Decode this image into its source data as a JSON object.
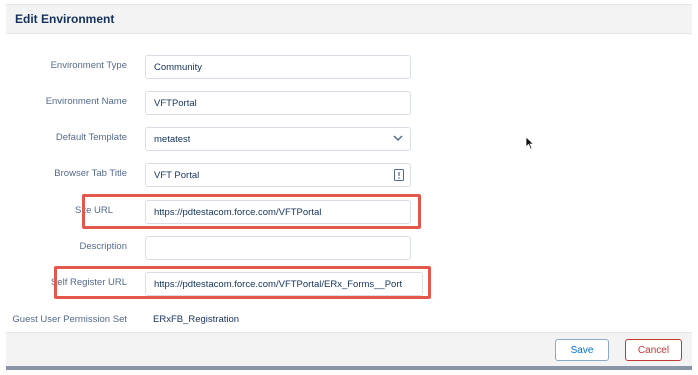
{
  "header": {
    "title": "Edit Environment"
  },
  "form": {
    "environment_type": {
      "label": "Environment Type",
      "value": "Community"
    },
    "environment_name": {
      "label": "Environment Name",
      "value": "VFTPortal"
    },
    "default_template": {
      "label": "Default Template",
      "value": "metatest",
      "icon": "chevron-down-icon"
    },
    "browser_tab_title": {
      "label": "Browser Tab Title",
      "value": "VFT Portal",
      "icon": "text-field-icon"
    },
    "site_url": {
      "label": "Site URL",
      "value": "https://pdtestacom.force.com/VFTPortal"
    },
    "description": {
      "label": "Description",
      "value": ""
    },
    "self_register_url": {
      "label": "Self Register URL",
      "value": "https://pdtestacom.force.com/VFTPortal/ERx_Forms__Port"
    },
    "guest_user_permission_set": {
      "label": "Guest User Permission Set",
      "value": "ERxFB_Registration"
    }
  },
  "footer": {
    "save_label": "Save",
    "cancel_label": "Cancel"
  },
  "colors": {
    "highlight": "#e3574c",
    "brand_blue": "#0070d2",
    "cancel_red": "#c23934"
  }
}
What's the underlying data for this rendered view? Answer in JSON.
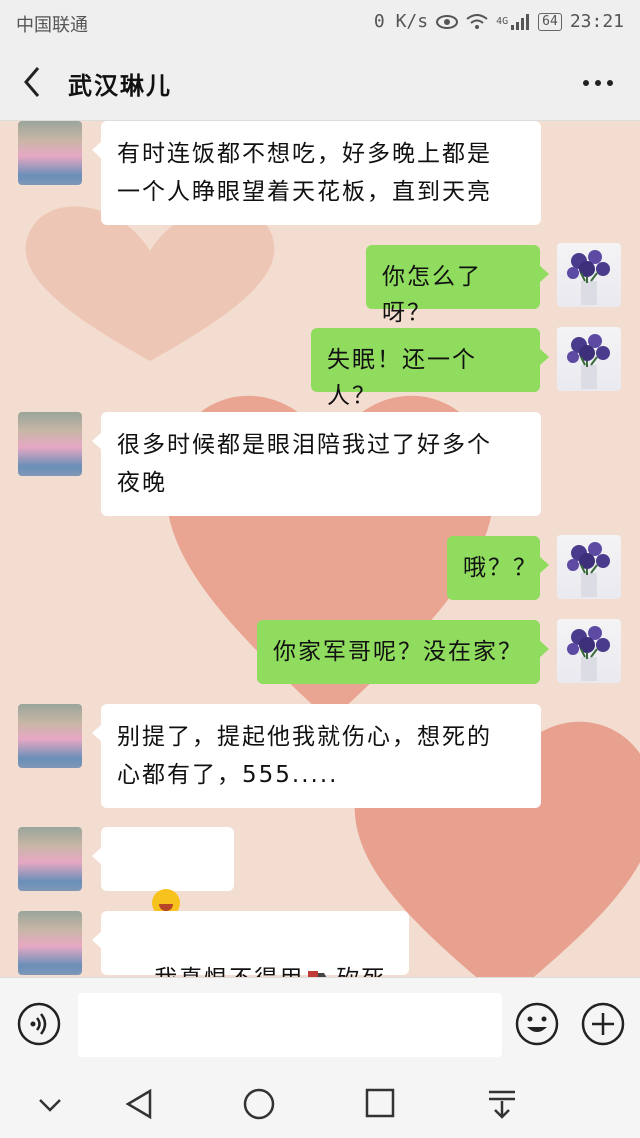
{
  "status_bar": {
    "carrier": "中国联通",
    "net_speed": "0 K/s",
    "network": "4G",
    "battery": "64",
    "time": "23:21"
  },
  "header": {
    "title": "武汉琳儿",
    "back_icon": "back-arrow-icon",
    "more_icon": "more-dots-icon"
  },
  "messages": [
    {
      "side": "left",
      "text": "有时连饭都不想吃，好多晚上都是\n一个人睁眼望着天花板，直到天亮"
    },
    {
      "side": "right",
      "text": "你怎么了呀？"
    },
    {
      "side": "right",
      "text": "失眠！还一个人？"
    },
    {
      "side": "left",
      "text": "很多时候都是眼泪陪我过了好多个\n夜晚"
    },
    {
      "side": "right",
      "text": "哦？？"
    },
    {
      "side": "right",
      "text": "你家军哥呢？没在家？"
    },
    {
      "side": "left",
      "text": "别提了，提起他我就伤心，想死的\n心都有了，555....."
    },
    {
      "side": "left",
      "emoji_count": 3,
      "emoji": "crying-face-icon"
    },
    {
      "side": "left",
      "text_before": "我真恨不得用",
      "text_after": "砍死他",
      "inline_icon": "knife-icon"
    }
  ],
  "input_bar": {
    "voice_icon": "voice-icon",
    "input_value": "",
    "emoji_icon": "smiley-icon",
    "plus_icon": "plus-icon"
  },
  "nav_bar": {
    "icons": [
      "collapse-down-icon",
      "back-triangle-icon",
      "home-circle-icon",
      "recents-square-icon",
      "notification-pull-icon"
    ]
  },
  "colors": {
    "sent_bubble": "#8fdc5e",
    "received_bubble": "#ffffff",
    "chat_bg": "#f3ddd0",
    "heart": "#e79a87"
  }
}
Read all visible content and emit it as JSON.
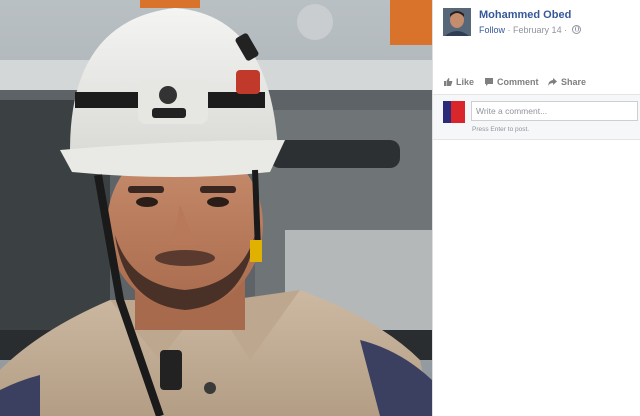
{
  "post": {
    "author_name": "Mohammed Obed",
    "follow_label": "Follow",
    "separator": "·",
    "date": "February 14",
    "privacy_icon": "globe-icon"
  },
  "actions": {
    "like_label": "Like",
    "comment_label": "Comment",
    "share_label": "Share"
  },
  "comment_box": {
    "placeholder": "Write a comment...",
    "hint": "Press Enter to post."
  },
  "colors": {
    "link": "#365899",
    "meta": "#90949c",
    "action": "#7f7f7f"
  }
}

PROBLEM DETAILS: Omit any images, then output the listing exactly.

WORKED ANSWER:
Decode this image into its source data as a JSON object.
{
  "header": {
    "title": "Edit Environment"
  },
  "form": {
    "environment_type": {
      "label": "Environment Type",
      "value": "Community"
    },
    "environment_name": {
      "label": "Environment Name",
      "value": "VFTPortal"
    },
    "default_template": {
      "label": "Default Template",
      "value": "metatest",
      "icon": "chevron-down-icon"
    },
    "browser_tab_title": {
      "label": "Browser Tab Title",
      "value": "VFT Portal",
      "icon": "text-field-icon"
    },
    "site_url": {
      "label": "Site URL",
      "value": "https://pdtestacom.force.com/VFTPortal"
    },
    "description": {
      "label": "Description",
      "value": ""
    },
    "self_register_url": {
      "label": "Self Register URL",
      "value": "https://pdtestacom.force.com/VFTPortal/ERx_Forms__Port"
    },
    "guest_user_permission_set": {
      "label": "Guest User Permission Set",
      "value": "ERxFB_Registration"
    }
  },
  "footer": {
    "save_label": "Save",
    "cancel_label": "Cancel"
  },
  "colors": {
    "highlight": "#e3574c",
    "brand_blue": "#0070d2",
    "cancel_red": "#c23934"
  }
}
What's the underlying data for this rendered view? Answer in JSON.
{
  "status_bar": {
    "carrier": "中国联通",
    "net_speed": "0 K/s",
    "network": "4G",
    "battery": "64",
    "time": "23:21"
  },
  "header": {
    "title": "武汉琳儿",
    "back_icon": "back-arrow-icon",
    "more_icon": "more-dots-icon"
  },
  "messages": [
    {
      "side": "left",
      "text": "有时连饭都不想吃，好多晚上都是\n一个人睁眼望着天花板，直到天亮"
    },
    {
      "side": "right",
      "text": "你怎么了呀？"
    },
    {
      "side": "right",
      "text": "失眠！还一个人？"
    },
    {
      "side": "left",
      "text": "很多时候都是眼泪陪我过了好多个\n夜晚"
    },
    {
      "side": "right",
      "text": "哦？？"
    },
    {
      "side": "right",
      "text": "你家军哥呢？没在家？"
    },
    {
      "side": "left",
      "text": "别提了，提起他我就伤心，想死的\n心都有了，555....."
    },
    {
      "side": "left",
      "emoji_count": 3,
      "emoji": "crying-face-icon"
    },
    {
      "side": "left",
      "text_before": "我真恨不得用",
      "text_after": "砍死他",
      "inline_icon": "knife-icon"
    }
  ],
  "input_bar": {
    "voice_icon": "voice-icon",
    "input_value": "",
    "emoji_icon": "smiley-icon",
    "plus_icon": "plus-icon"
  },
  "nav_bar": {
    "icons": [
      "collapse-down-icon",
      "back-triangle-icon",
      "home-circle-icon",
      "recents-square-icon",
      "notification-pull-icon"
    ]
  },
  "colors": {
    "sent_bubble": "#8fdc5e",
    "received_bubble": "#ffffff",
    "chat_bg": "#f3ddd0",
    "heart": "#e79a87"
  }
}
Read all visible content and emit it as JSON.
{
  "post": {
    "author_name": "Mohammed Obed",
    "follow_label": "Follow",
    "separator": "·",
    "date": "February 14",
    "privacy_icon": "globe-icon"
  },
  "actions": {
    "like_label": "Like",
    "comment_label": "Comment",
    "share_label": "Share"
  },
  "comment_box": {
    "placeholder": "Write a comment...",
    "hint": "Press Enter to post."
  },
  "colors": {
    "link": "#365899",
    "meta": "#90949c",
    "action": "#7f7f7f"
  }
}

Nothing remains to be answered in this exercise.